▸ Aim: Using the listing beneath this task, count the lines with the word "name" and write only the result.

[Extracts from a graphics dataset]
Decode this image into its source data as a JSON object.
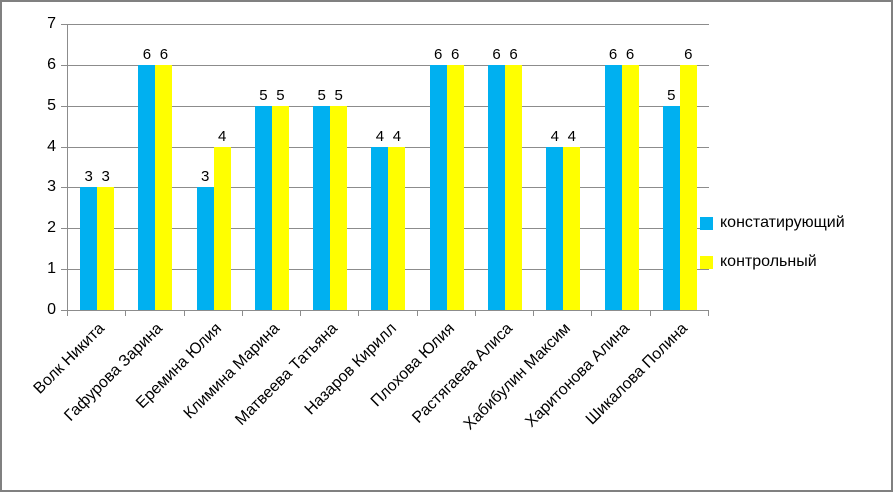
{
  "chart_data": {
    "type": "bar",
    "title": "",
    "xlabel": "",
    "ylabel": "",
    "categories": [
      "Волк Никита",
      "Гафурова Зарина",
      "Еремина Юлия",
      "Климина Марина",
      "Матвеева Татьяна",
      "Назаров Кирилл",
      "Плохова Юлия",
      "Растягаева Алиса",
      "Хабибулин Максим",
      "Харитонова Алина",
      "Шикалова Полина"
    ],
    "series": [
      {
        "name": "констатирующий",
        "color": "#00B0F0",
        "values": [
          3,
          6,
          3,
          5,
          5,
          4,
          6,
          6,
          4,
          6,
          5
        ]
      },
      {
        "name": "контрольный",
        "color": "#FFFF00",
        "values": [
          3,
          6,
          4,
          5,
          5,
          4,
          6,
          6,
          4,
          6,
          6
        ]
      }
    ],
    "ylim": [
      0,
      7
    ],
    "yticks": [
      0,
      1,
      2,
      3,
      4,
      5,
      6,
      7
    ],
    "grid": true,
    "data_labels": true,
    "legend_position": "right",
    "colors": {
      "gridline": "#8C8C8C",
      "axis": "#8C8C8C",
      "frame_border": "#808080",
      "background": "#FFFFFF",
      "label_text": "#000000"
    }
  }
}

▸ Answer to this exercise: 2